*What needs to be done*: Rewrite everything from the line containing "paragraph-seem-adjective: seem+(to be)+形容词：看起来…The" down to the line containing "paragraph-example-something: He has", with "important" changed to "urgent" and nothing else altered.

* start Extracted data *

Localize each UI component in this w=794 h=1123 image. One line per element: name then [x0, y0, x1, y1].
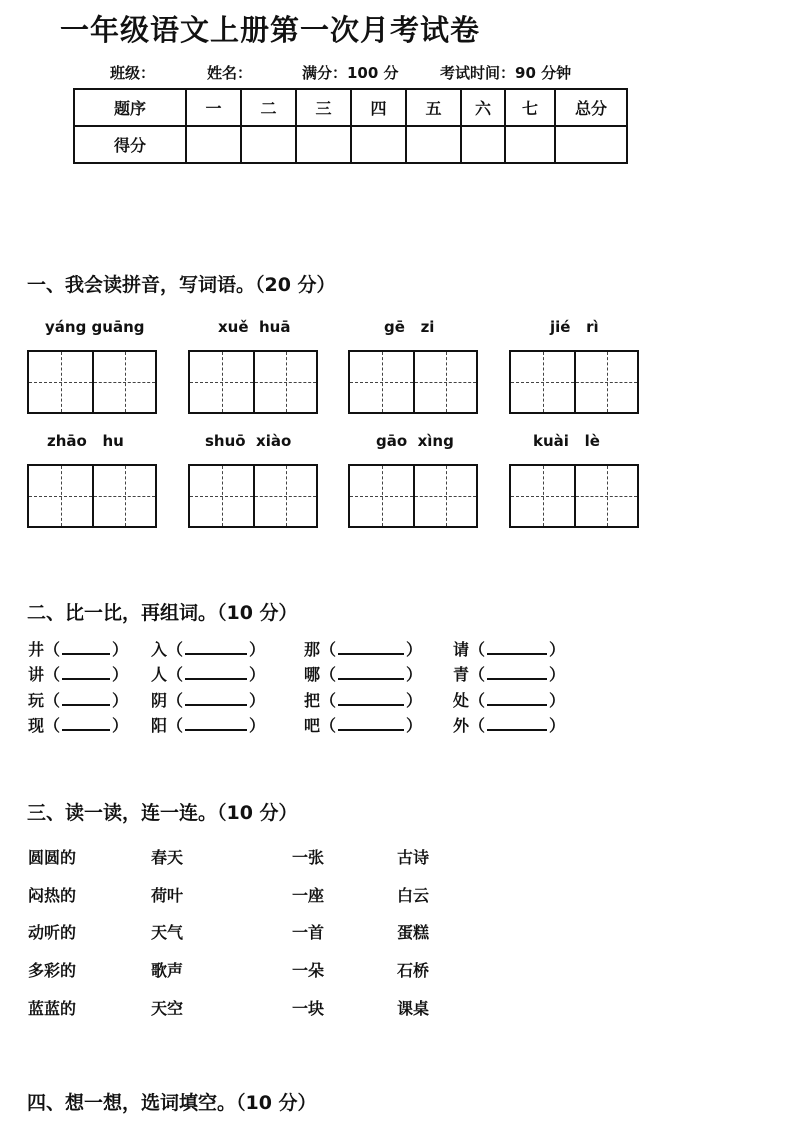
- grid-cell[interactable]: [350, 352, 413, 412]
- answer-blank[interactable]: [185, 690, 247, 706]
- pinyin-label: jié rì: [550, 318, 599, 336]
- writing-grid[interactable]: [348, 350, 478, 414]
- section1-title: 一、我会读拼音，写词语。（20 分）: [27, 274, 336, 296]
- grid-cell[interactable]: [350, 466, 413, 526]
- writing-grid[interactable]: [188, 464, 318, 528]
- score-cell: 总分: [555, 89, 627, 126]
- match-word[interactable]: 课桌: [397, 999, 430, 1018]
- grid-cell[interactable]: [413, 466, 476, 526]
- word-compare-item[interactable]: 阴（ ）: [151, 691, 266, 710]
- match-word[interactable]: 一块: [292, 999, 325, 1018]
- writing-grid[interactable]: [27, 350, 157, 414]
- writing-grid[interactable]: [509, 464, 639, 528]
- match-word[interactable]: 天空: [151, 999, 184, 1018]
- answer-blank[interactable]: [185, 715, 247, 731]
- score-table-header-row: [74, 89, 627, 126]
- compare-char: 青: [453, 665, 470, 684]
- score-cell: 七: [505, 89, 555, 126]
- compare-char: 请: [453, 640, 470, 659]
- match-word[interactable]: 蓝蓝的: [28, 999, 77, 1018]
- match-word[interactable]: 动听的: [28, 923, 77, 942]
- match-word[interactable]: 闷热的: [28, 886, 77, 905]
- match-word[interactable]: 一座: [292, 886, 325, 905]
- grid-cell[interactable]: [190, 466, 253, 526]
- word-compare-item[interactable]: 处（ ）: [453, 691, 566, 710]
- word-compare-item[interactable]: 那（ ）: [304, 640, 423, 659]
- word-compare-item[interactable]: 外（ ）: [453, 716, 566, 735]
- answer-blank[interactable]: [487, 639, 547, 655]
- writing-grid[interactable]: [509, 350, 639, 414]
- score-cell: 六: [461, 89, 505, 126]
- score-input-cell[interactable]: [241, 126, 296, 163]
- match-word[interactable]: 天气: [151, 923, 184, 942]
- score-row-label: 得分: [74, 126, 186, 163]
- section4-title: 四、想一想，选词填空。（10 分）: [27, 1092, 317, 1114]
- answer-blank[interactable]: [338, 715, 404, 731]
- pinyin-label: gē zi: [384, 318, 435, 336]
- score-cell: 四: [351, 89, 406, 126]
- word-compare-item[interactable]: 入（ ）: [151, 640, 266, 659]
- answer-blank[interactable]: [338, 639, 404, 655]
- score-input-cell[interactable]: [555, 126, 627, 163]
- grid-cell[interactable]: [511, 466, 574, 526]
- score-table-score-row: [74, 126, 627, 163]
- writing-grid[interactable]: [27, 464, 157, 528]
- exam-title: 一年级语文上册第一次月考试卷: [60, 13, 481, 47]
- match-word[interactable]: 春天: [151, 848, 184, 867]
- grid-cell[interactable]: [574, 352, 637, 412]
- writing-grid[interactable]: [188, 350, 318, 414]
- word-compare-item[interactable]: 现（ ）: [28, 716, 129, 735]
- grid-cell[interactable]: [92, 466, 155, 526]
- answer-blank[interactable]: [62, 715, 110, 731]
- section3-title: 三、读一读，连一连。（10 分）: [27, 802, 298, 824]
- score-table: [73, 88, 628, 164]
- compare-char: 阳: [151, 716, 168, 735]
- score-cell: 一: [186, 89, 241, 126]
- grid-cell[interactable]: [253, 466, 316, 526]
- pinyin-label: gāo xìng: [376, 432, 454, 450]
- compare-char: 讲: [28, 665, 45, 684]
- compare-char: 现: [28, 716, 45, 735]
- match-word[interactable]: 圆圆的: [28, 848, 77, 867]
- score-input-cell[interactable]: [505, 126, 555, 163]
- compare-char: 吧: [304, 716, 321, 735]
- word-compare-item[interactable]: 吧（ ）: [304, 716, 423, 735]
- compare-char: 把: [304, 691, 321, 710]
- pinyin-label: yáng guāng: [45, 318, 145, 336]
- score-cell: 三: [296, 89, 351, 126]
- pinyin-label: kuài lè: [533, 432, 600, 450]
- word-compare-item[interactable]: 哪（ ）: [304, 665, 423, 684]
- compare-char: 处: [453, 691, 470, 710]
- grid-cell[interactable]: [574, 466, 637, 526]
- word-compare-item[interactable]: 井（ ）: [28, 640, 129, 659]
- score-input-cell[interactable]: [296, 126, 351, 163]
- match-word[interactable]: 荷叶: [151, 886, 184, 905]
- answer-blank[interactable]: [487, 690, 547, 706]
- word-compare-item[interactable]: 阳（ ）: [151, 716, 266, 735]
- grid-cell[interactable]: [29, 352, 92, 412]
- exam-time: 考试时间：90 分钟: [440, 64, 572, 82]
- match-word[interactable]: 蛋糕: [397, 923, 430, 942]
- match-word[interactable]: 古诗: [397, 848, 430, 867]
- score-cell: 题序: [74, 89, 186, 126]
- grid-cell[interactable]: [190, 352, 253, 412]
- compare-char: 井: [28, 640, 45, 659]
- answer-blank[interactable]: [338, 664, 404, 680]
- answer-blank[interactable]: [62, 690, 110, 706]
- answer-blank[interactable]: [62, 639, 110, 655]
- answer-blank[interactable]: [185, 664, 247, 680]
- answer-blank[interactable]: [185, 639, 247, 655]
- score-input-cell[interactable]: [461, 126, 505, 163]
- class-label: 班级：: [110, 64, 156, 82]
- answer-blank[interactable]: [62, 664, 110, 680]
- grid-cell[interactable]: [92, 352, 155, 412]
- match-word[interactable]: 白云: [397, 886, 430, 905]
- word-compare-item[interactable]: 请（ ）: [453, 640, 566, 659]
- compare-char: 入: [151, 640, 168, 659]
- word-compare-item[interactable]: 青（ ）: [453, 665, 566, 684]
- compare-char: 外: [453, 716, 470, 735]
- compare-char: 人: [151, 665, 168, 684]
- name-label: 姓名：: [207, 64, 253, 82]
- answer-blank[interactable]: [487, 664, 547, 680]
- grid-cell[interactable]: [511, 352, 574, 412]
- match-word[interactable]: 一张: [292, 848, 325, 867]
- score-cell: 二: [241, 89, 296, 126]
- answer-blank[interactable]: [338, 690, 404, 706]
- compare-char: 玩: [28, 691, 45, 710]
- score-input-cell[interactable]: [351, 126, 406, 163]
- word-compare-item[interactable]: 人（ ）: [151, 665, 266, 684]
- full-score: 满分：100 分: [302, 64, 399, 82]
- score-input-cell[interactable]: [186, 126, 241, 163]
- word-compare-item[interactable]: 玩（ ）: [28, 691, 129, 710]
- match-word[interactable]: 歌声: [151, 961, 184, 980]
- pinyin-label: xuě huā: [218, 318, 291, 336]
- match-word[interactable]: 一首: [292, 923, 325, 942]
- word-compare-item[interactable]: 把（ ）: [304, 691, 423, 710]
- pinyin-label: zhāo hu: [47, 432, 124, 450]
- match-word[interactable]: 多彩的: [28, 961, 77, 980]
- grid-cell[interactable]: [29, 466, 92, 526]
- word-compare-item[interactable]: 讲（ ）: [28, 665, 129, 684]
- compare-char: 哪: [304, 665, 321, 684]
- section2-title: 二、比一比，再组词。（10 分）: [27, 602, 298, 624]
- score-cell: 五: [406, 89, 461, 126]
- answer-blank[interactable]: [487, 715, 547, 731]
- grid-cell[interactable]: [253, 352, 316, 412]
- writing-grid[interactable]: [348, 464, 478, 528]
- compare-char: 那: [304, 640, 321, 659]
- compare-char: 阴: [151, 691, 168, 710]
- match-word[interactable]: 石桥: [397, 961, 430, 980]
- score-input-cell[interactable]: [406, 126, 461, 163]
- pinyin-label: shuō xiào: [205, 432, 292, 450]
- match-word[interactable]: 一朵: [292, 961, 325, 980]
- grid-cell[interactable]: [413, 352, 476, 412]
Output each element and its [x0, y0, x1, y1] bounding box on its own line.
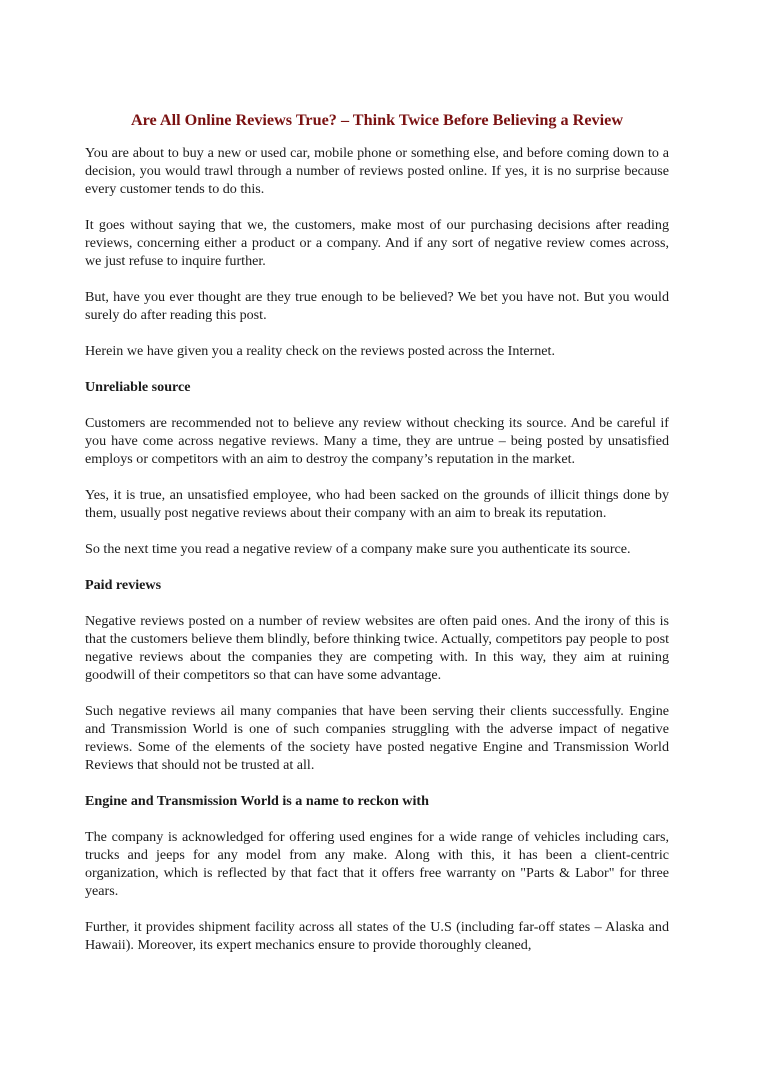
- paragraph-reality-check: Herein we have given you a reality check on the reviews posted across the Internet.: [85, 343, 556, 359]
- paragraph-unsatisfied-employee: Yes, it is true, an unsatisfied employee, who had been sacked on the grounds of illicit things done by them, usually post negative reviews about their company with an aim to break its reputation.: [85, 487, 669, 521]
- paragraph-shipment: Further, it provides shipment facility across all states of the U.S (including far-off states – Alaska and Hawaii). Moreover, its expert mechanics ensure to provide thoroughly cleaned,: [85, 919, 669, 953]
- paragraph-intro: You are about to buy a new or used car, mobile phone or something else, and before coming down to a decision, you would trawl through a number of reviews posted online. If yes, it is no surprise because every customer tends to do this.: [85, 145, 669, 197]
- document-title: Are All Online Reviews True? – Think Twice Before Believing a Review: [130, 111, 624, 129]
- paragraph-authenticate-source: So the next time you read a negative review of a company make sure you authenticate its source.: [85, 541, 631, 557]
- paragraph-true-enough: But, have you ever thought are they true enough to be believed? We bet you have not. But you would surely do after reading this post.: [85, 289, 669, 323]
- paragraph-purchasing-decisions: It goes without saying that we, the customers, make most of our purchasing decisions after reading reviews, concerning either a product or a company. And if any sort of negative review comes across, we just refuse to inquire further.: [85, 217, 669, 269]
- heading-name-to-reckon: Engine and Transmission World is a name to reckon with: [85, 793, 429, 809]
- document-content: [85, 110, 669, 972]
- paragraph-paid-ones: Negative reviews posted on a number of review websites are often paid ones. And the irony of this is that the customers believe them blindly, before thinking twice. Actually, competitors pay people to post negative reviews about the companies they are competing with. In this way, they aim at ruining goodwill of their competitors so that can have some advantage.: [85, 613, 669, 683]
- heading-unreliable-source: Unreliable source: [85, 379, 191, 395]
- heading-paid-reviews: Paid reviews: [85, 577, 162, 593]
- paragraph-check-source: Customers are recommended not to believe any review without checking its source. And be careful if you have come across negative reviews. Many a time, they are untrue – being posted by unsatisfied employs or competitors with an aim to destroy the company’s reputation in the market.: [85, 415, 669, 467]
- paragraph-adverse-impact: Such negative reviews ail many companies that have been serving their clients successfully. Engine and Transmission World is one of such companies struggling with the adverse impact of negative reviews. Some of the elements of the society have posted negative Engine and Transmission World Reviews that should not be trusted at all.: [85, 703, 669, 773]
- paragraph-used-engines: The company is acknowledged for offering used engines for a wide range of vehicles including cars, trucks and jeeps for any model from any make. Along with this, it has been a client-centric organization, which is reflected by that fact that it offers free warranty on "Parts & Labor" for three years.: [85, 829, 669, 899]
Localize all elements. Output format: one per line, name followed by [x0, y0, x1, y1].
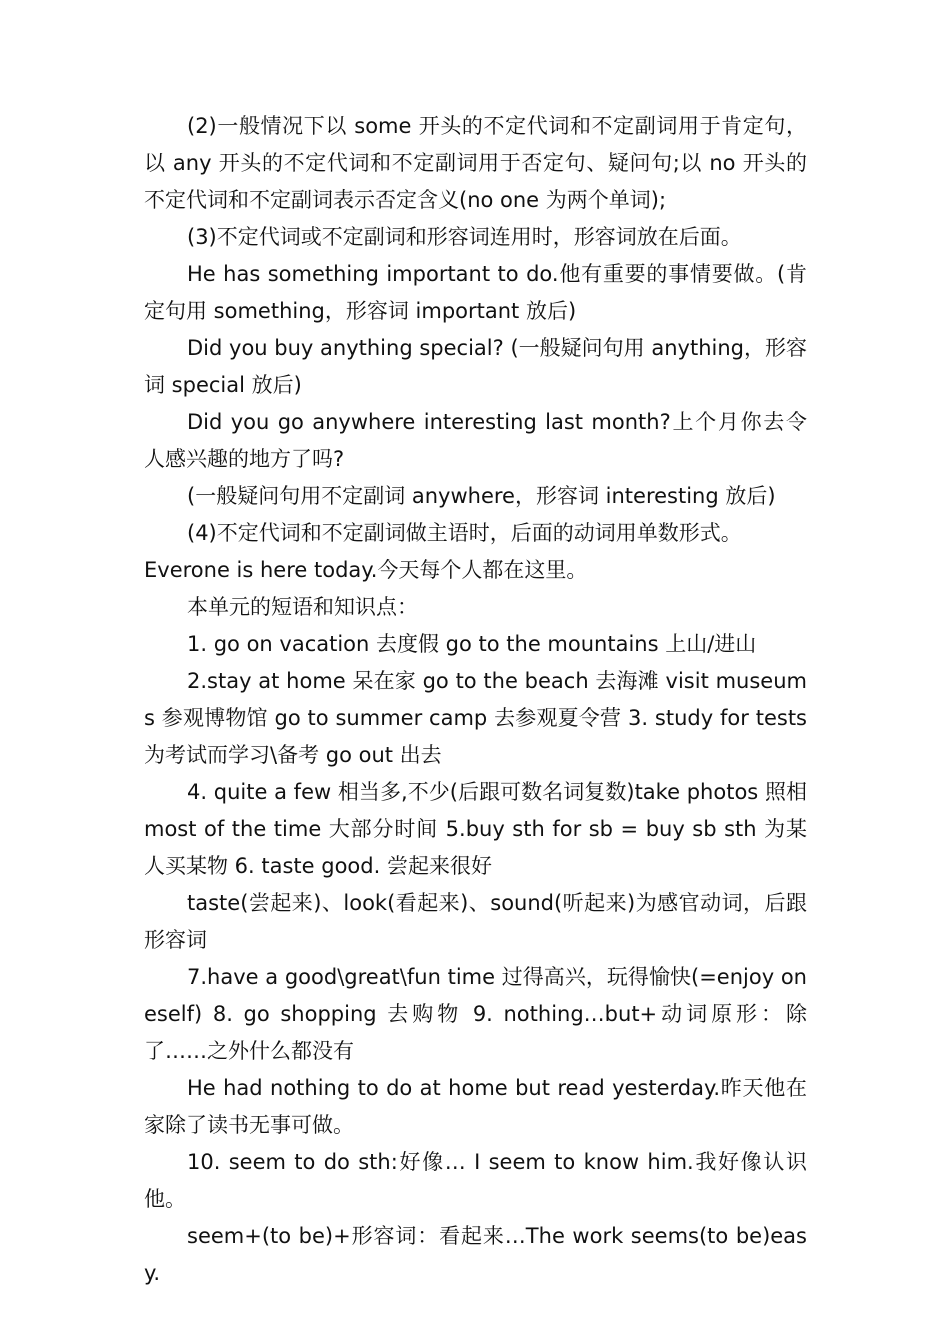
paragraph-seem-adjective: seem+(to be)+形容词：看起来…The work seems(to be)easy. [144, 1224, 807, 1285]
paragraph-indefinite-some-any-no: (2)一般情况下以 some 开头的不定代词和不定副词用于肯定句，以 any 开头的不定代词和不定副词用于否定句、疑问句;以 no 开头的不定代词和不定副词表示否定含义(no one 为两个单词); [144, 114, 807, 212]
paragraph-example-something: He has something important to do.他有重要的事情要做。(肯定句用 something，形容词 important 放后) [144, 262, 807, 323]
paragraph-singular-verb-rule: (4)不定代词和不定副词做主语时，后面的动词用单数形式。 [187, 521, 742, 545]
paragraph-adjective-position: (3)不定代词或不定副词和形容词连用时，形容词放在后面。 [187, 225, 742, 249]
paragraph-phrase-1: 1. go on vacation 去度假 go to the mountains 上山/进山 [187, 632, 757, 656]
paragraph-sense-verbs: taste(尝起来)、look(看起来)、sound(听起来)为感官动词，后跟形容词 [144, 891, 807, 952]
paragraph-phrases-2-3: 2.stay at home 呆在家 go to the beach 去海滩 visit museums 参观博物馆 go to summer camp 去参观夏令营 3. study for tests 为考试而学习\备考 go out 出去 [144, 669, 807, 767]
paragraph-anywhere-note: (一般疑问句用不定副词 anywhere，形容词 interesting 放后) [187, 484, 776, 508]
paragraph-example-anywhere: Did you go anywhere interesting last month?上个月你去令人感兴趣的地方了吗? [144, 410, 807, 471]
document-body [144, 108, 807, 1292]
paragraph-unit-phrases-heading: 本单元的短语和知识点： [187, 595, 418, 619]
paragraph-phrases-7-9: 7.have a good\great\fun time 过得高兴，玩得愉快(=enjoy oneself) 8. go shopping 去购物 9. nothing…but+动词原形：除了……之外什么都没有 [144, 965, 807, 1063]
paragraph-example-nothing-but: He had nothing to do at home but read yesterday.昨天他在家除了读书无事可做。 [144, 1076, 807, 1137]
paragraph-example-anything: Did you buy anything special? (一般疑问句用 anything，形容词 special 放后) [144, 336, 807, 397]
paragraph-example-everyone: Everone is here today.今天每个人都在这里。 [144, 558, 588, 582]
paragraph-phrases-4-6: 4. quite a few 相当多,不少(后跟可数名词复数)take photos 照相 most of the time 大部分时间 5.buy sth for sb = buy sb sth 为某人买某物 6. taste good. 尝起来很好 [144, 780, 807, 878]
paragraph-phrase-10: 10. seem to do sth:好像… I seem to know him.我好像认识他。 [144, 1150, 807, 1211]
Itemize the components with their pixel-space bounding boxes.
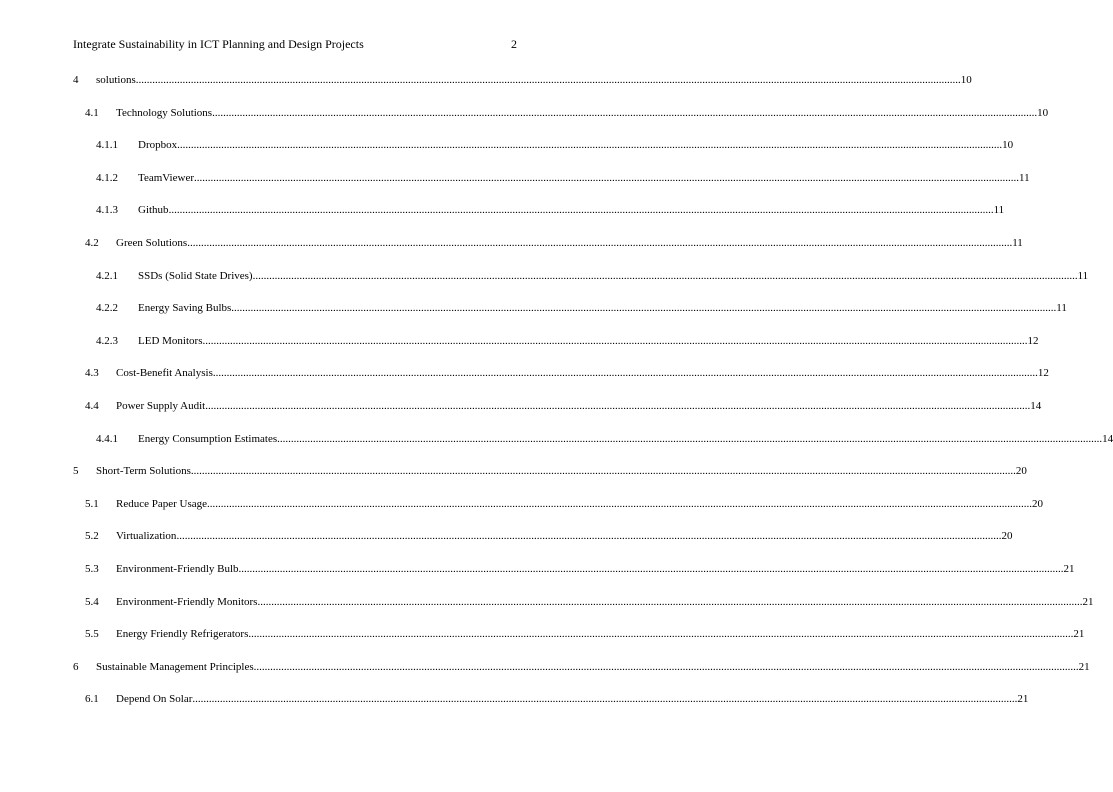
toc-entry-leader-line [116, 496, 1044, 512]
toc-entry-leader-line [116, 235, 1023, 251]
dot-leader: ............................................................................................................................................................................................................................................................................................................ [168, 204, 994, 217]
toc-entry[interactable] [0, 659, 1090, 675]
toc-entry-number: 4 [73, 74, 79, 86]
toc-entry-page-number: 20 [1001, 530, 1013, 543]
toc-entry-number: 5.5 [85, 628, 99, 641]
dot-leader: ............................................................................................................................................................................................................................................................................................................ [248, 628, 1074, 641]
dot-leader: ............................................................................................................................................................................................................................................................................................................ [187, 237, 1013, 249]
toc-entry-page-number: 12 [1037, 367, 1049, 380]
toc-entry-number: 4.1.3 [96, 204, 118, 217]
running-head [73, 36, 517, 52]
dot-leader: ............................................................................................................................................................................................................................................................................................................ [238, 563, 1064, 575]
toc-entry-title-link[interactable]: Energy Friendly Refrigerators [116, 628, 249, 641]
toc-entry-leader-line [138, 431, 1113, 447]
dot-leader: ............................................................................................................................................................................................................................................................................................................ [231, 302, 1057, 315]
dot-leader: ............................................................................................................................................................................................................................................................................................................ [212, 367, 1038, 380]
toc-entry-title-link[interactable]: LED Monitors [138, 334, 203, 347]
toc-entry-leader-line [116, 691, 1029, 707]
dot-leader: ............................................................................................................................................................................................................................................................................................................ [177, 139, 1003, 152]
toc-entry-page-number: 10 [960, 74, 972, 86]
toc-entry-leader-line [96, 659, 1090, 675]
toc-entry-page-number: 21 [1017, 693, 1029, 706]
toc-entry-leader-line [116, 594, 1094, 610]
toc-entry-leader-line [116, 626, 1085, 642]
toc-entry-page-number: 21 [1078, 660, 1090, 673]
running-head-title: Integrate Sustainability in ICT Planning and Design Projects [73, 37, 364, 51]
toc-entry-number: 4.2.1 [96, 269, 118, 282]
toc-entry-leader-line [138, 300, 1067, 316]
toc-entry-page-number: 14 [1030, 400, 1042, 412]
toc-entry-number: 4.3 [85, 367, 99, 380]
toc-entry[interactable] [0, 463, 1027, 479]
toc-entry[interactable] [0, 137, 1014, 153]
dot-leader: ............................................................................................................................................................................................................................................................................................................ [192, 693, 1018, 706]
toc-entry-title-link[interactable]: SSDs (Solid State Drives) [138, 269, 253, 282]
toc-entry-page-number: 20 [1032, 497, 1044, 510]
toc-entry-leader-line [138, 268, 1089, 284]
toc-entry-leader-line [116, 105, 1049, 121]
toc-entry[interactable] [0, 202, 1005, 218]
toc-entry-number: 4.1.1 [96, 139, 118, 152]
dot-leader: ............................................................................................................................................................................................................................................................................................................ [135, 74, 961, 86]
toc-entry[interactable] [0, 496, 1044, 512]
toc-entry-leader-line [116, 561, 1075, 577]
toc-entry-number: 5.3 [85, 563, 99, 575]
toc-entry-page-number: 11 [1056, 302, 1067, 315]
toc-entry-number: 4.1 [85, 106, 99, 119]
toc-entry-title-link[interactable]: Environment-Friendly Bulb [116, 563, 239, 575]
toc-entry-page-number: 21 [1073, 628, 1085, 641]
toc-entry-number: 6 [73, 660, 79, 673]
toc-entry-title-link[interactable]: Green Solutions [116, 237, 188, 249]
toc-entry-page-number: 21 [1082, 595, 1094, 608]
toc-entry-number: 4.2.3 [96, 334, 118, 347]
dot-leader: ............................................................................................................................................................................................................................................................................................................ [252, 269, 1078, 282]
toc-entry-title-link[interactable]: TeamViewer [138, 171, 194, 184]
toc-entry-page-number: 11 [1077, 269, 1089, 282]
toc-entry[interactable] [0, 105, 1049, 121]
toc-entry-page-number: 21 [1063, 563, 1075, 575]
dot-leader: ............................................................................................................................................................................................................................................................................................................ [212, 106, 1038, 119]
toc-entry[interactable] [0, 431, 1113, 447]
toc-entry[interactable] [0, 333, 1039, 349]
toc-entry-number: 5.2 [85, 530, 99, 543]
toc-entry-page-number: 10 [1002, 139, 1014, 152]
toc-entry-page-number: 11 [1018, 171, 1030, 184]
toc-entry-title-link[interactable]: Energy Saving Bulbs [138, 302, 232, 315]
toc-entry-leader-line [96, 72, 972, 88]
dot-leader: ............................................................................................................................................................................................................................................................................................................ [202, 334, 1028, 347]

* end Extracted data *

*Correct answer*:
paragraph-seem-adjective: seem+(to be)+形容词：看起来…The work seems(to be)easy. [144, 1224, 807, 1285]
paragraph-indefinite-some-any-no: (2)一般情况下以 some 开头的不定代词和不定副词用于肯定句，以 any 开头的不定代词和不定副词用于否定句、疑问句;以 no 开头的不定代词和不定副词表示否定含义(no one 为两个单词); [144, 114, 807, 212]
paragraph-example-something: He has something urgent to do.他有重要的事情要做。(肯定句用 something，形容词 urgent 放后) [144, 262, 807, 323]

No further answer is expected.